• **TASK DESCRIPTION**:
Retype all the records with nothing changed.

Extracts from a graphics dataset:
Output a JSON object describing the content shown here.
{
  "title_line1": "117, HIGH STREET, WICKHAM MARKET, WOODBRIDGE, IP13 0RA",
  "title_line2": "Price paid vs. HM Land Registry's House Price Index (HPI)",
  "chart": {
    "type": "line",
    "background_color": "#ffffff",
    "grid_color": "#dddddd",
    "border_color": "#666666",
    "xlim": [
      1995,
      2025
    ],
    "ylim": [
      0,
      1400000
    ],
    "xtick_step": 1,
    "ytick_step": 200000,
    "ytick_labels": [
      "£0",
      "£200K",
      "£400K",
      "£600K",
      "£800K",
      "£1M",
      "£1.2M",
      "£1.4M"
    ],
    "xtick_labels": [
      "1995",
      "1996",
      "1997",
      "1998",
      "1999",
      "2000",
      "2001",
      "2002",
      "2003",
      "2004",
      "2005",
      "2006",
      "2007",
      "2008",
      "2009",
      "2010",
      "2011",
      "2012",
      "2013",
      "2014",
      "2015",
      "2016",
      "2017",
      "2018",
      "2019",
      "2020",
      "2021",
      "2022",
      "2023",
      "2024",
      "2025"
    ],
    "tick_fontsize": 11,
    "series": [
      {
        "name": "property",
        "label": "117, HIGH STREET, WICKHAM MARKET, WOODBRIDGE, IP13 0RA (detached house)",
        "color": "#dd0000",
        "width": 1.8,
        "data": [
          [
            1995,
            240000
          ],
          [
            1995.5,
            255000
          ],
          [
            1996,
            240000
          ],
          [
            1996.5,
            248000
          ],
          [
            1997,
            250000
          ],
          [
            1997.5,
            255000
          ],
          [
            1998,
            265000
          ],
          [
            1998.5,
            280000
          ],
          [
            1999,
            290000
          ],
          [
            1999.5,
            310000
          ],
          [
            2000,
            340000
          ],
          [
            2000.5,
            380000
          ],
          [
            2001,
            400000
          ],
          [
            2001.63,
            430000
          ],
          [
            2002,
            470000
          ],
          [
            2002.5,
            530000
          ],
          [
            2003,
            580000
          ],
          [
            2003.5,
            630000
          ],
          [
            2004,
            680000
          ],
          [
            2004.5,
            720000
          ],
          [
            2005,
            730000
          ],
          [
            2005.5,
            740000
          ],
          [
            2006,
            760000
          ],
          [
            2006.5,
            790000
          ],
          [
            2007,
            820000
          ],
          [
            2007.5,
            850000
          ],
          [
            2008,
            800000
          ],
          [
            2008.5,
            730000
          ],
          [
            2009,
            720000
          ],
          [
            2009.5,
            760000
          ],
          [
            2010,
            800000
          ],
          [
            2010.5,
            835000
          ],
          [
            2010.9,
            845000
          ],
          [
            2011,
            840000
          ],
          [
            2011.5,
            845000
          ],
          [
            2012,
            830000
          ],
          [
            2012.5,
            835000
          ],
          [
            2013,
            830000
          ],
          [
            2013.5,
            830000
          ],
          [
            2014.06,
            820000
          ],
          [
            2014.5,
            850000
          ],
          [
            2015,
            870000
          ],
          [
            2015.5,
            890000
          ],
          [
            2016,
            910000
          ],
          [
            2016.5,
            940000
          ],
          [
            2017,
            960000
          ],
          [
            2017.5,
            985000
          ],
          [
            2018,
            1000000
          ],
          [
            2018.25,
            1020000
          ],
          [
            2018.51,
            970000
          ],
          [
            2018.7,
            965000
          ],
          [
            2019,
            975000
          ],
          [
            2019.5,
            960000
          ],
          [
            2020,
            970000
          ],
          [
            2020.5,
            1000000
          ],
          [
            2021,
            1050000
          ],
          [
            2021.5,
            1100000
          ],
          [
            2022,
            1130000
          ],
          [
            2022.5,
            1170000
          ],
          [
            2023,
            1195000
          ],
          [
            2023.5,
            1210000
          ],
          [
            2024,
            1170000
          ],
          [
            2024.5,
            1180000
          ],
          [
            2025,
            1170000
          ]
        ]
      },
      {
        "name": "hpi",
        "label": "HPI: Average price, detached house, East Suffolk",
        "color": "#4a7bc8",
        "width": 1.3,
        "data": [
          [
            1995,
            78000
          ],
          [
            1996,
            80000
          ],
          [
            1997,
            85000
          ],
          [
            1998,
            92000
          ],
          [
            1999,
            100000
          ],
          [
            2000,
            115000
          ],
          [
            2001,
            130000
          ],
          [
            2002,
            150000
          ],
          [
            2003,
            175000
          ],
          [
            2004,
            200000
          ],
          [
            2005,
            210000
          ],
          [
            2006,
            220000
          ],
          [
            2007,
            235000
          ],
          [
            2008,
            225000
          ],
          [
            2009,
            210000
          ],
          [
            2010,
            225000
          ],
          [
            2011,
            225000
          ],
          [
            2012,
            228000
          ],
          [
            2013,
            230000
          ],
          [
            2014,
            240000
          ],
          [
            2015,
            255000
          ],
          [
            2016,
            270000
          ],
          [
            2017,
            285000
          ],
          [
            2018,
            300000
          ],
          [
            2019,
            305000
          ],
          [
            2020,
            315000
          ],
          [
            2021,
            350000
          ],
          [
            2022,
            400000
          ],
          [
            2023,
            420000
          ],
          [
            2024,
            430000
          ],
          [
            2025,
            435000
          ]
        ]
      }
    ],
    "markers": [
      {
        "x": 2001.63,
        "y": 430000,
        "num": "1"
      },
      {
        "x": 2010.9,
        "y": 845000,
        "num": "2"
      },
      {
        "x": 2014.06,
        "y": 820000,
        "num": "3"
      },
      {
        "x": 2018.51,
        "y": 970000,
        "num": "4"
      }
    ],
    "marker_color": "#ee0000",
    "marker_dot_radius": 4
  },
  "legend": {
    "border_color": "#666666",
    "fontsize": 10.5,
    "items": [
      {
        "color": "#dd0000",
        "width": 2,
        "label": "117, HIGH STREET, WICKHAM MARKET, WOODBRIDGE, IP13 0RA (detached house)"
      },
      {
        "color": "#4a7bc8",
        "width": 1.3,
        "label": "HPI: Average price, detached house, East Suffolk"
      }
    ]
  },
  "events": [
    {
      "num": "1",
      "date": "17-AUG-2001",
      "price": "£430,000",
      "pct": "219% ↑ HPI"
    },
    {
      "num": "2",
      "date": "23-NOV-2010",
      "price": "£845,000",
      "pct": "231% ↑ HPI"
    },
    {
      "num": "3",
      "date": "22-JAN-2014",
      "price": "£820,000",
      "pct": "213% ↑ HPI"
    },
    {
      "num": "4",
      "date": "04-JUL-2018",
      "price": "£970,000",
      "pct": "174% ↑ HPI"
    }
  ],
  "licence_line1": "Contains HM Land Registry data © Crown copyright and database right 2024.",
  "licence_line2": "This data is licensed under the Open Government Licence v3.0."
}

• **THE RESULT**:
Output a JSON object describing the content shown here.
{
  "title_line1": "117, HIGH STREET, WICKHAM MARKET, WOODBRIDGE, IP13 0RA",
  "title_line2": "Price paid vs. HM Land Registry's House Price Index (HPI)",
  "chart": {
    "type": "line",
    "background_color": "#ffffff",
    "grid_color": "#dddddd",
    "border_color": "#666666",
    "xlim": [
      1995,
      2025
    ],
    "ylim": [
      0,
      1400000
    ],
    "xtick_step": 1,
    "ytick_step": 200000,
    "ytick_labels": [
      "£0",
      "£200K",
      "£400K",
      "£600K",
      "£800K",
      "£1M",
      "£1.2M",
      "£1.4M"
    ],
    "xtick_labels": [
      "1995",
      "1996",
      "1997",
      "1998",
      "1999",
      "2000",
      "2001",
      "2002",
      "2003",
      "2004",
      "2005",
      "2006",
      "2007",
      "2008",
      "2009",
      "2010",
      "2011",
      "2012",
      "2013",
      "2014",
      "2015",
      "2016",
      "2017",
      "2018",
      "2019",
      "2020",
      "2021",
      "2022",
      "2023",
      "2024",
      "2025"
    ],
    "tick_fontsize": 11,
    "series": [
      {
        "name": "property",
        "label": "117, HIGH STREET, WICKHAM MARKET, WOODBRIDGE, IP13 0RA (detached house)",
        "color": "#dd0000",
        "width": 1.8,
        "data": [
          [
            1995,
            240000
          ],
          [
            1995.5,
            255000
          ],
          [
            1996,
            240000
          ],
          [
            1996.5,
            248000
          ],
          [
            1997,
            250000
          ],
          [
            1997.5,
            255000
          ],
          [
            1998,
            265000
          ],
          [
            1998.5,
            280000
          ],
          [
            1999,
            290000
          ],
          [
            1999.5,
            310000
          ],
          [
            2000,
            340000
          ],
          [
            2000.5,
            380000
          ],
          [
            2001,
            400000
          ],
          [
            2001.63,
            430000
          ],
          [
            2002,
            470000
          ],
          [
            2002.5,
            530000
          ],
          [
            2003,
            580000
          ],
          [
            2003.5,
            630000
          ],
          [
            2004,
            680000
          ],
          [
            2004.5,
            720000
          ],
          [
            2005,
            730000
          ],
          [
            2005.5,
            740000
          ],
          [
            2006,
            760000
          ],
          [
            2006.5,
            790000
          ],
          [
            2007,
            820000
          ],
          [
            2007.5,
            850000
          ],
          [
            2008,
            800000
          ],
          [
            2008.5,
            730000
          ],
          [
            2009,
            720000
          ],
          [
            2009.5,
            760000
          ],
          [
            2010,
            800000
          ],
          [
            2010.5,
            835000
          ],
          [
            2010.9,
            845000
          ],
          [
            2011,
            840000
          ],
          [
            2011.5,
            845000
          ],
          [
            2012,
            830000
          ],
          [
            2012.5,
            835000
          ],
          [
            2013,
            830000
          ],
          [
            2013.5,
            830000
          ],
          [
            2014.06,
            820000
          ],
          [
            2014.5,
            850000
          ],
          [
            2015,
            870000
          ],
          [
            2015.5,
            890000
          ],
          [
            2016,
            910000
          ],
          [
            2016.5,
            940000
          ],
          [
            2017,
            960000
          ],
          [
            2017.5,
            985000
          ],
          [
            2018,
            1000000
          ],
          [
            2018.25,
            1020000
          ],
          [
            2018.51,
            970000
          ],
          [
            2018.7,
            965000
          ],
          [
            2019,
            975000
          ],
          [
            2019.5,
            960000
          ],
          [
            2020,
            970000
          ],
          [
            2020.5,
            1000000
          ],
          [
            2021,
            1050000
          ],
          [
            2021.5,
            1100000
          ],
          [
            2022,
            1130000
          ],
          [
            2022.5,
            1170000
          ],
          [
            2023,
            1195000
          ],
          [
            2023.5,
            1210000
          ],
          [
            2024,
            1170000
          ],
          [
            2024.5,
            1180000
          ],
          [
            2025,
            1170000
          ]
        ]
      },
      {
        "name": "hpi",
        "label": "HPI: Average price, detached house, East Suffolk",
        "color": "#4a7bc8",
        "width": 1.3,
        "data": [
          [
            1995,
            78000
          ],
          [
            1996,
            80000
          ],
          [
            1997,
            85000
          ],
          [
            1998,
            92000
          ],
          [
            1999,
            100000
          ],
          [
            2000,
            115000
          ],
          [
            2001,
            130000
          ],
          [
            2002,
            150000
          ],
          [
            2003,
            175000
          ],
          [
            2004,
            200000
          ],
          [
            2005,
            210000
          ],
          [
            2006,
            220000
          ],
          [
            2007,
            235000
          ],
          [
            2008,
            225000
          ],
          [
            2009,
            210000
          ],
          [
            2010,
            225000
          ],
          [
            2011,
            225000
          ],
          [
            2012,
            228000
          ],
          [
            2013,
            230000
          ],
          [
            2014,
            240000
          ],
          [
            2015,
            255000
          ],
          [
            2016,
            270000
          ],
          [
            2017,
            285000
          ],
          [
            2018,
            300000
          ],
          [
            2019,
            305000
          ],
          [
            2020,
            315000
          ],
          [
            2021,
            350000
          ],
          [
            2022,
            400000
          ],
          [
            2023,
            420000
          ],
          [
            2024,
            430000
          ],
          [
            2025,
            435000
          ]
        ]
      }
    ],
    "markers": [
      {
        "x": 2001.63,
        "y": 430000,
        "num": "1"
      },
      {
        "x": 2010.9,
        "y": 845000,
        "num": "2"
      },
      {
        "x": 2014.06,
        "y": 820000,
        "num": "3"
      },
      {
        "x": 2018.51,
        "y": 970000,
        "num": "4"
      }
    ],
    "marker_color": "#ee0000",
    "marker_dot_radius": 4
  },
  "legend": {
    "border_color": "#666666",
    "fontsize": 10.5,
    "items": [
      {
        "color": "#dd0000",
        "width": 2,
        "label": "117, HIGH STREET, WICKHAM MARKET, WOODBRIDGE, IP13 0RA (detached house)"
      },
      {
        "color": "#4a7bc8",
        "width": 1.3,
        "label": "HPI: Average price, detached house, East Suffolk"
      }
    ]
  },
  "events": [
    {
      "num": "1",
      "date": "17-AUG-2001",
      "price": "£430,000",
      "pct": "219% ↑ HPI"
    },
    {
      "num": "2",
      "date": "23-NOV-2010",
      "price": "£845,000",
      "pct": "231% ↑ HPI"
    },
    {
      "num": "3",
      "date": "22-JAN-2014",
      "price": "£820,000",
      "pct": "213% ↑ HPI"
    },
    {
      "num": "4",
      "date": "04-JUL-2018",
      "price": "£970,000",
      "pct": "174% ↑ HPI"
    }
  ],
  "licence_line1": "Contains HM Land Registry data © Crown copyright and database right 2024.",
  "licence_line2": "This data is licensed under the Open Government Licence v3.0."
}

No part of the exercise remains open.